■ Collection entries
<<<<

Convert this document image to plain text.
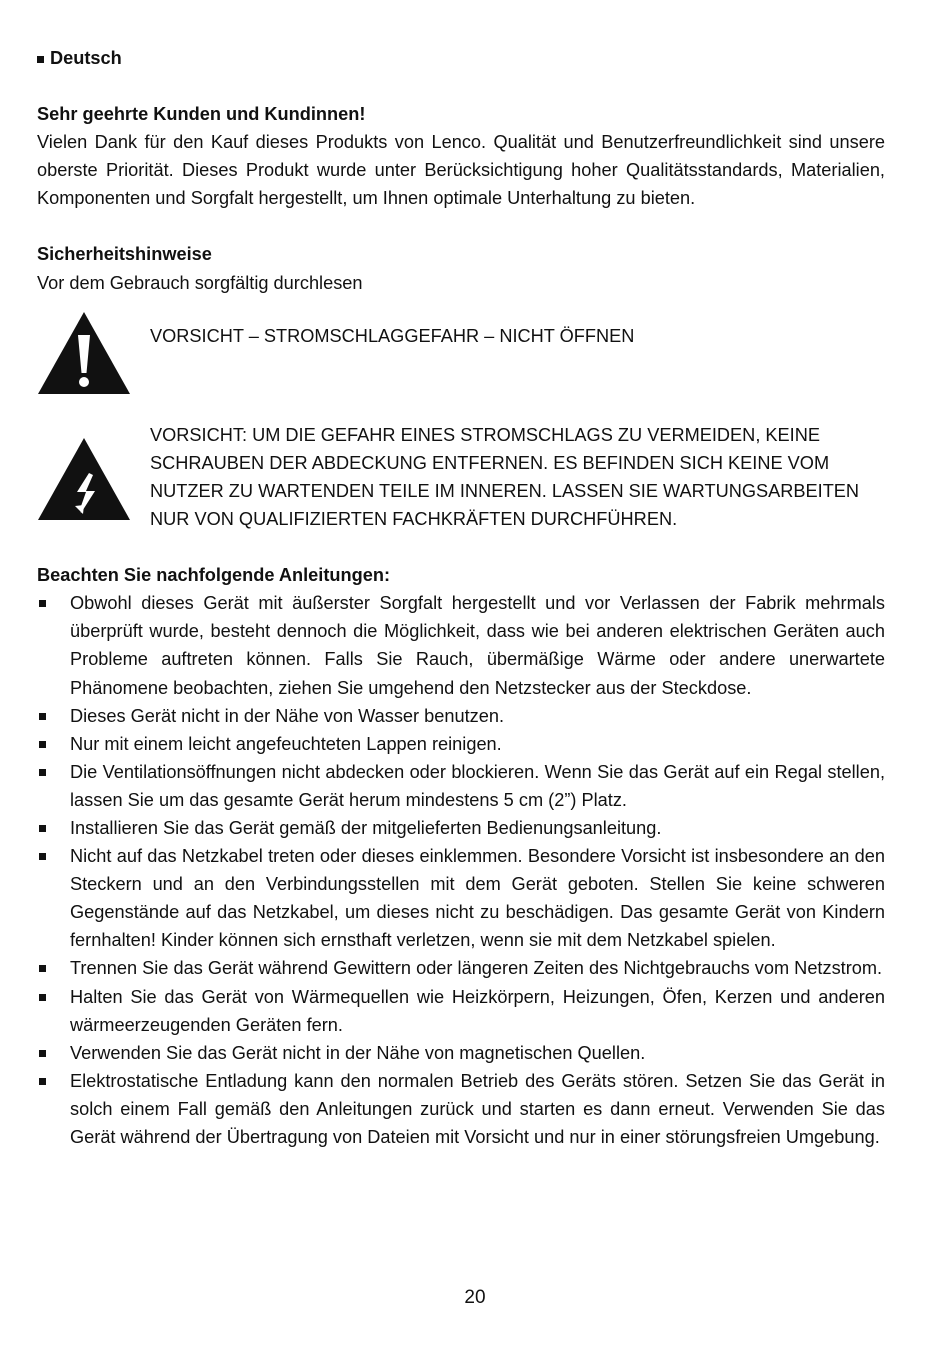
Deutsch
Sehr geehrte Kunden und Kundinnen!
Vielen Dank für den Kauf dieses Produkts von Lenco. Qualität und Benutzerfreundlichkeit sind unsere oberste Priorität. Dieses Produkt wurde unter Berücksichtigung hoher Qualitätsstandards, Materialien, Komponenten und Sorgfalt hergestellt, um Ihnen optimale Unterhaltung zu bieten.
Sicherheitshinweise
Vor dem Gebrauch sorgfältig durchlesen
VORSICHT – STROMSCHLAGGEFAHR – NICHT ÖFFNEN
VORSICHT: UM DIE GEFAHR EINES STROMSCHLAGS ZU VERMEIDEN, KEINE SCHRAUBEN DER ABDECKUNG ENTFERNEN. ES BEFINDEN SICH KEINE VOM NUTZER ZU WARTENDEN TEILE IM INNEREN. LASSEN SIE WARTUNGSARBEITEN NUR VON QUALIFIZIERTEN FACHKRÄFTEN DURCHFÜHREN.
Beachten Sie nachfolgende Anleitungen:
Obwohl dieses Gerät mit äußerster Sorgfalt hergestellt und vor Verlassen der Fabrik mehrmals überprüft wurde, besteht dennoch die Möglichkeit, dass wie bei anderen elektrischen Geräten auch Probleme auftreten können. Falls Sie Rauch, übermäßige Wärme oder andere unerwartete Phänomene beobachten, ziehen Sie umgehend den Netzstecker aus der Steckdose.
Dieses Gerät nicht in der Nähe von Wasser benutzen.
Nur mit einem leicht angefeuchteten Lappen reinigen.
Die Ventilationsöffnungen nicht abdecken oder blockieren. Wenn Sie das Gerät auf ein Regal stellen, lassen Sie um das gesamte Gerät herum mindestens 5 cm (2”) Platz.
Installieren Sie das Gerät gemäß der mitgelieferten Bedienungsanleitung.
Nicht auf das Netzkabel treten oder dieses einklemmen. Besondere Vorsicht ist insbesondere an den Steckern und an den Verbindungsstellen mit dem Gerät geboten. Stellen Sie keine schweren Gegenstände auf das Netzkabel, um dieses nicht zu beschädigen. Das gesamte Gerät von Kindern fernhalten! Kinder können sich ernsthaft verletzen, wenn sie mit dem Netzkabel spielen.
Trennen Sie das Gerät während Gewittern oder längeren Zeiten des Nichtgebrauchs vom Netzstrom.
Halten Sie das Gerät von Wärmequellen wie Heizkörpern, Heizungen, Öfen, Kerzen und anderen wärmeerzeugenden Geräten fern.
Verwenden Sie das Gerät nicht in der Nähe von magnetischen Quellen.
Elektrostatische Entladung kann den normalen Betrieb des Geräts stören. Setzen Sie das Gerät in solch einem Fall gemäß den Anleitungen zurück und starten es dann erneut. Verwenden Sie das Gerät während der Übertragung von Dateien mit Vorsicht und nur in einer störungsfreien Umgebung.
20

>>>>

■ Problem to solve
Copy all lines from the listing that contain "gesamte".

■ Problem solution
Die Ventilationsöffnungen nicht abdecken oder blockieren. Wenn Sie das Gerät auf ein Regal stellen, lassen Sie um das gesamte Gerät herum mindestens 5 cm (2”) Platz.
Nicht auf das Netzkabel treten oder dieses einklemmen. Besondere Vorsicht ist insbesondere an den Steckern und an den Verbindungsstellen mit dem Gerät geboten. Stellen Sie keine schweren Gegenstände auf das Netzkabel, um dieses nicht zu beschädigen. Das gesamte Gerät von Kindern fernhalten! Kinder können sich ernsthaft verletzen, wenn sie mit dem Netzkabel spielen.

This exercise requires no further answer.